> [Problem to solve]:
Transcribe every record that appears below, exactly and in full.

Items listed in a dataset
:::

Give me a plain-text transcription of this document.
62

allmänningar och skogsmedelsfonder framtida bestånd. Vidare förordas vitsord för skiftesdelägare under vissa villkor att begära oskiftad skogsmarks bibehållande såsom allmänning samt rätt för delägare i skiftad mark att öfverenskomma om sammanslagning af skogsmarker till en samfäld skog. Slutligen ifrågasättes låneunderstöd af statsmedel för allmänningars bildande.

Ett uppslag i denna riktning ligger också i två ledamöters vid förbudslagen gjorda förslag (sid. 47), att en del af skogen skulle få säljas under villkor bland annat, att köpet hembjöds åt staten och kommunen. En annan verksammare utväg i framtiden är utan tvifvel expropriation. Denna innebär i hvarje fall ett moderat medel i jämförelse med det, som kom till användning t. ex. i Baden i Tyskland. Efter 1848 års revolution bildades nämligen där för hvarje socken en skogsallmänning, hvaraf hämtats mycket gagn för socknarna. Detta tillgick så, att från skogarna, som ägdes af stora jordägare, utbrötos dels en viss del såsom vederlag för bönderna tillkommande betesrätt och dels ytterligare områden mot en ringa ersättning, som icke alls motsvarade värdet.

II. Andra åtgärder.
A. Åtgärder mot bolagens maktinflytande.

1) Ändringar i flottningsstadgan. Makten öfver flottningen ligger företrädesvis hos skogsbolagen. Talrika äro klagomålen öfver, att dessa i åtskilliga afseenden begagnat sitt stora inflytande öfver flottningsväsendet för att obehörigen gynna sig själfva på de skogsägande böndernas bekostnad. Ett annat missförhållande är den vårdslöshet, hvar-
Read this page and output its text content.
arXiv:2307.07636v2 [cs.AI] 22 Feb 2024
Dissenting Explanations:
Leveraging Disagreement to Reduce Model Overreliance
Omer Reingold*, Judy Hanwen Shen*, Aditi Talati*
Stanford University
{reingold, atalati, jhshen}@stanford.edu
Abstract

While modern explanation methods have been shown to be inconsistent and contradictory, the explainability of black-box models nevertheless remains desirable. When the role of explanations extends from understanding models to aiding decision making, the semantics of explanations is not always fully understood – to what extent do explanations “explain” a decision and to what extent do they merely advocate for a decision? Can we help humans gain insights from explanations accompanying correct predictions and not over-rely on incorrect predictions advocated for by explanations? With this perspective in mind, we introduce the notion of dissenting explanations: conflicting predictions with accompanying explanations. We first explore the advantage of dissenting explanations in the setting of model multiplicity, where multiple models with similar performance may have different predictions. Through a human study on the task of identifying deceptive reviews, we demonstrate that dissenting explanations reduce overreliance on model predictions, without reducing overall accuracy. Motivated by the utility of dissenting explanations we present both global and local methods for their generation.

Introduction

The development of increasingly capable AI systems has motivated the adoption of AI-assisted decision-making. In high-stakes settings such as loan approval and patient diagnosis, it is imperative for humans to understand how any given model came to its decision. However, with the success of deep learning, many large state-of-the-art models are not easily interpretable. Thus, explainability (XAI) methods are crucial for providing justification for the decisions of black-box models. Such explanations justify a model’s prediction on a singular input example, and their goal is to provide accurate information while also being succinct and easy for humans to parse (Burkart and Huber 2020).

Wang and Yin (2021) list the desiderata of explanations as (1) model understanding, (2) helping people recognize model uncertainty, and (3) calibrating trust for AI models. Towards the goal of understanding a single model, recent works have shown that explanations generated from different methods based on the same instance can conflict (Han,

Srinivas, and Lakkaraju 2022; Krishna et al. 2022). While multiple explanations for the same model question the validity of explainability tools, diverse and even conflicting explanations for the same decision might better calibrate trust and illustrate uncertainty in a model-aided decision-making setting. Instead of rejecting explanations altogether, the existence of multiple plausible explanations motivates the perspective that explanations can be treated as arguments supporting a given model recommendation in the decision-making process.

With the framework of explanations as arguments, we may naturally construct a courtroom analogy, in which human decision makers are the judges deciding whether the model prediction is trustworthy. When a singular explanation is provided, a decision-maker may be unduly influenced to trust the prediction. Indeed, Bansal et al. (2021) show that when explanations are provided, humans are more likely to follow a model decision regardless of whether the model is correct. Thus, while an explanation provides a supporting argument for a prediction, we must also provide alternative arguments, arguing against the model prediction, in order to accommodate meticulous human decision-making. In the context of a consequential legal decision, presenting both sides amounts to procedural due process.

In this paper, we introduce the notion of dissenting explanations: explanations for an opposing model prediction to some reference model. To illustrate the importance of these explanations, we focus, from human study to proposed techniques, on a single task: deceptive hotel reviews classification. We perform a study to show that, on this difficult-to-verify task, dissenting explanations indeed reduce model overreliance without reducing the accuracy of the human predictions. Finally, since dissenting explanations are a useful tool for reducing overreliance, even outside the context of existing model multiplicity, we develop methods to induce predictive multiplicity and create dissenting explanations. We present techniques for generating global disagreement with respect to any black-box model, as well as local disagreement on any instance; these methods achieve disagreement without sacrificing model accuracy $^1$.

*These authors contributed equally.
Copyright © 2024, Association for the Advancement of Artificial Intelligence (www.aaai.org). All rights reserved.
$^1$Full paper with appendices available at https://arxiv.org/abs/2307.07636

:::

> [Solution to this exercise]:
Give me a plain-text transcription of this document.
62

allmänningar och skogsmedelsfonder framtida bestånd. Vidare förordas vitsord för skiftesdelägare under vissa villkor att begära oskiftad skogsmarks bibehållande såsom allmänning samt rätt för delägare i skiftad mark att öfverenskomma om sammanslagning af skogsmarker till en samfäld skog. Slutligen ifrågasättes låneunderstöd af statsmedel för allmänningars bildande.

Ett uppslag i denna riktning ligger också i två ledamöters vid förbudslagen gjorda förslag (sid. 47), att en del af skogen skulle få säljas under villkor bland annat, att köpet hembjöds åt staten och kommunen. En annan verksammare utväg i framtiden är utan tvifvel expropriation. Denna innebär i hvarje fall ett moderat medel i jämförelse med det, som kom till användning t. ex. i Baden i Tyskland. Efter 1848 års revolution bildades nämligen där för hvarje socken en skogsallmänning, hvaraf hämtats mycket gagn för socknarna. Detta tillgick så, att från skogarna, som ägdes af stora jordägare, utbrötos dels en viss del såsom vederlag för bönderna tillkommande betesrätt och dels ytterligare områden mot en ringa ersättning, som icke alls motsvarade värdet.

II. Andra åtgärder.
A. Åtgärder mot bolagens maktinflytande.

1) Ändringar i flottningsstadgan. Makten öfver flottningen ligger företrädesvis hos skogsbolagen. Talrika äro klagomålen öfver, att dessa i åtskilliga afseenden begagnat sitt stora inflytande öfver flottningsväsendet för att obehörigen gynna sig själfva på de skogsägande böndernas bekostnad. Ett annat missförhållande är den vårdslöshet, hvar-
Read this page and output its text content.
arXiv:2307.07636v2 [cs.AI] 22 Feb 2024
Dissenting Explanations:
Leveraging Disagreement to Reduce Model Overreliance
Omer Reingold*, Judy Hanwen Shen*, Aditi Talati*
Stanford University
{reingold, atalati, jhshen}@stanford.edu
Abstract

While modern explanation methods have been shown to be inconsistent and contradictory, the explainability of black-box models nevertheless remains desirable. When the role of explanations extends from understanding models to aiding decision making, the semantics of explanations is not always fully understood – to what extent do explanations “explain” a decision and to what extent do they merely advocate for a decision? Can we help humans gain insights from explanations accompanying correct predictions and not over-rely on incorrect predictions advocated for by explanations? With this perspective in mind, we introduce the notion of dissenting explanations: conflicting predictions with accompanying explanations. We first explore the advantage of dissenting explanations in the setting of model multiplicity, where multiple models with similar performance may have different predictions. Through a human study on the task of identifying deceptive reviews, we demonstrate that dissenting explanations reduce overreliance on model predictions, without reducing overall accuracy. Motivated by the utility of dissenting explanations we present both global and local methods for their generation.

Introduction

The development of increasingly capable AI systems has motivated the adoption of AI-assisted decision-making. In high-stakes settings such as loan approval and patient diagnosis, it is imperative for humans to understand how any given model came to its decision. However, with the success of deep learning, many large state-of-the-art models are not easily interpretable. Thus, explainability (XAI) methods are crucial for providing justification for the decisions of black-box models. Such explanations justify a model’s prediction on a singular input example, and their goal is to provide accurate information while also being succinct and easy for humans to parse (Burkart and Huber 2020).

Wang and Yin (2021) list the desiderata of explanations as (1) model understanding, (2) helping people recognize model uncertainty, and (3) calibrating trust for AI models. Towards the goal of understanding a single model, recent works have shown that explanations generated from different methods based on the same instance can conflict (Han,

Srinivas, and Lakkaraju 2022; Krishna et al. 2022). While multiple explanations for the same model question the validity of explainability tools, diverse and even conflicting explanations for the same decision might better calibrate trust and illustrate uncertainty in a model-aided decision-making setting. Instead of rejecting explanations altogether, the existence of multiple plausible explanations motivates the perspective that explanations can be treated as arguments supporting a given model recommendation in the decision-making process.

With the framework of explanations as arguments, we may naturally construct a courtroom analogy, in which human decision makers are the judges deciding whether the model prediction is trustworthy. When a singular explanation is provided, a decision-maker may be unduly influenced to trust the prediction. Indeed, Bansal et al. (2021) show that when explanations are provided, humans are more likely to follow a model decision regardless of whether the model is correct. Thus, while an explanation provides a supporting argument for a prediction, we must also provide alternative arguments, arguing against the model prediction, in order to accommodate meticulous human decision-making. In the context of a consequential legal decision, presenting both sides amounts to procedural due process.

In this paper, we introduce the notion of dissenting explanations: explanations for an opposing model prediction to some reference model. To illustrate the importance of these explanations, we focus, from human study to proposed techniques, on a single task: deceptive hotel reviews classification. We perform a study to show that, on this difficult-to-verify task, dissenting explanations indeed reduce model overreliance without reducing the accuracy of the human predictions. Finally, since dissenting explanations are a useful tool for reducing overreliance, even outside the context of existing model multiplicity, we develop methods to induce predictive multiplicity and create dissenting explanations. We present techniques for generating global disagreement with respect to any black-box model, as well as local disagreement on any instance; these methods achieve disagreement without sacrificing model accuracy $^1$.

*These authors contributed equally.
Copyright © 2024, Association for the Advancement of Artificial Intelligence (www.aaai.org). All rights reserved.
$^1$Full paper with appendices available at https://arxiv.org/abs/2307.07636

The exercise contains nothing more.